* **Task objective**: Pictures do not belong in the copy; transcribe everything else in the records exactly.

[Stored records]
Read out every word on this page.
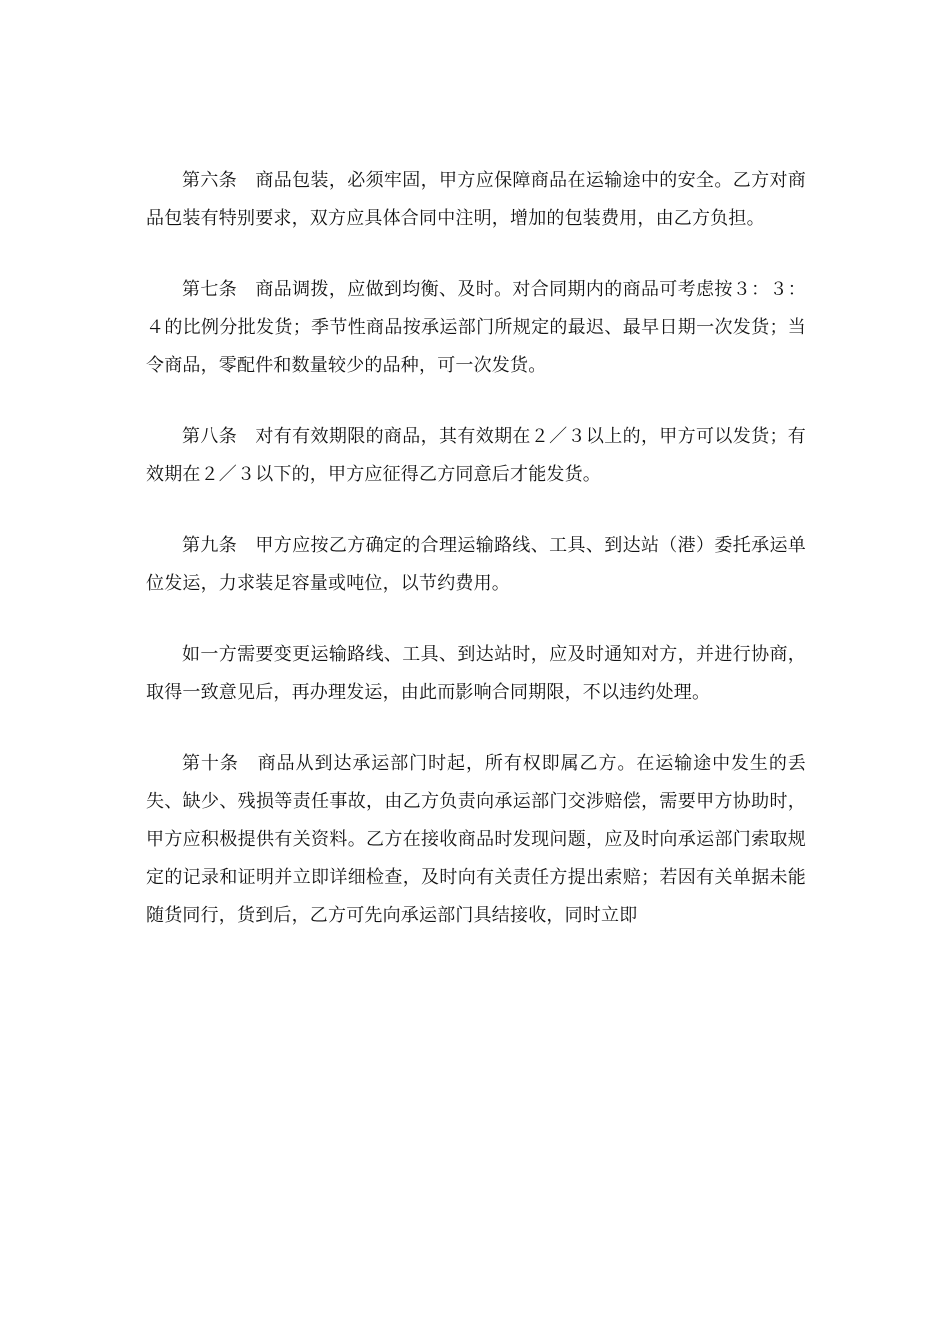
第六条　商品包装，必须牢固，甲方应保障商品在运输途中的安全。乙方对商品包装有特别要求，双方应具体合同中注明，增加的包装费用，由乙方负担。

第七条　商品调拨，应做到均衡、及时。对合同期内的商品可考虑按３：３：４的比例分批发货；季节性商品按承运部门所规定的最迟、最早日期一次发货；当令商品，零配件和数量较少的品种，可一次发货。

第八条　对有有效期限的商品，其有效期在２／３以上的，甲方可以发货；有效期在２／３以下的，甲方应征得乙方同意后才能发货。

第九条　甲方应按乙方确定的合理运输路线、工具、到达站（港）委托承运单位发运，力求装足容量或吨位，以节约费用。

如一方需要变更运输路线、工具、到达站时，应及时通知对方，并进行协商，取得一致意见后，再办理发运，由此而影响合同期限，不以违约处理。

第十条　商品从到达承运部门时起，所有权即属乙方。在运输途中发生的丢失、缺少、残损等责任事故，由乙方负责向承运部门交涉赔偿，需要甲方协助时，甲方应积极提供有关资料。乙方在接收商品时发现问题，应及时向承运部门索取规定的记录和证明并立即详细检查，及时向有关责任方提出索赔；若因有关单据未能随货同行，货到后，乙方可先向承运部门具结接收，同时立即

* **Written response**:
Read out every word on this page.
第六条　商品包装，必须牢固，甲方应保障商品在运输途中的安全。乙方对商品包装有特别要求，双方应具体合同中注明，增加的包装费用，由乙方负担。

第七条　商品调拨，应做到均衡、及时。对合同期内的商品可考虑按３：３：４的比例分批发货；季节性商品按承运部门所规定的最迟、最早日期一次发货；当令商品，零配件和数量较少的品种，可一次发货。

第八条　对有有效期限的商品，其有效期在２／３以上的，甲方可以发货；有效期在２／３以下的，甲方应征得乙方同意后才能发货。

第九条　甲方应按乙方确定的合理运输路线、工具、到达站（港）委托承运单位发运，力求装足容量或吨位，以节约费用。

如一方需要变更运输路线、工具、到达站时，应及时通知对方，并进行协商，取得一致意见后，再办理发运，由此而影响合同期限，不以违约处理。

第十条　商品从到达承运部门时起，所有权即属乙方。在运输途中发生的丢失、缺少、残损等责任事故，由乙方负责向承运部门交涉赔偿，需要甲方协助时，甲方应积极提供有关资料。乙方在接收商品时发现问题，应及时向承运部门索取规定的记录和证明并立即详细检查，及时向有关责任方提出索赔；若因有关单据未能随货同行，货到后，乙方可先向承运部门具结接收，同时立即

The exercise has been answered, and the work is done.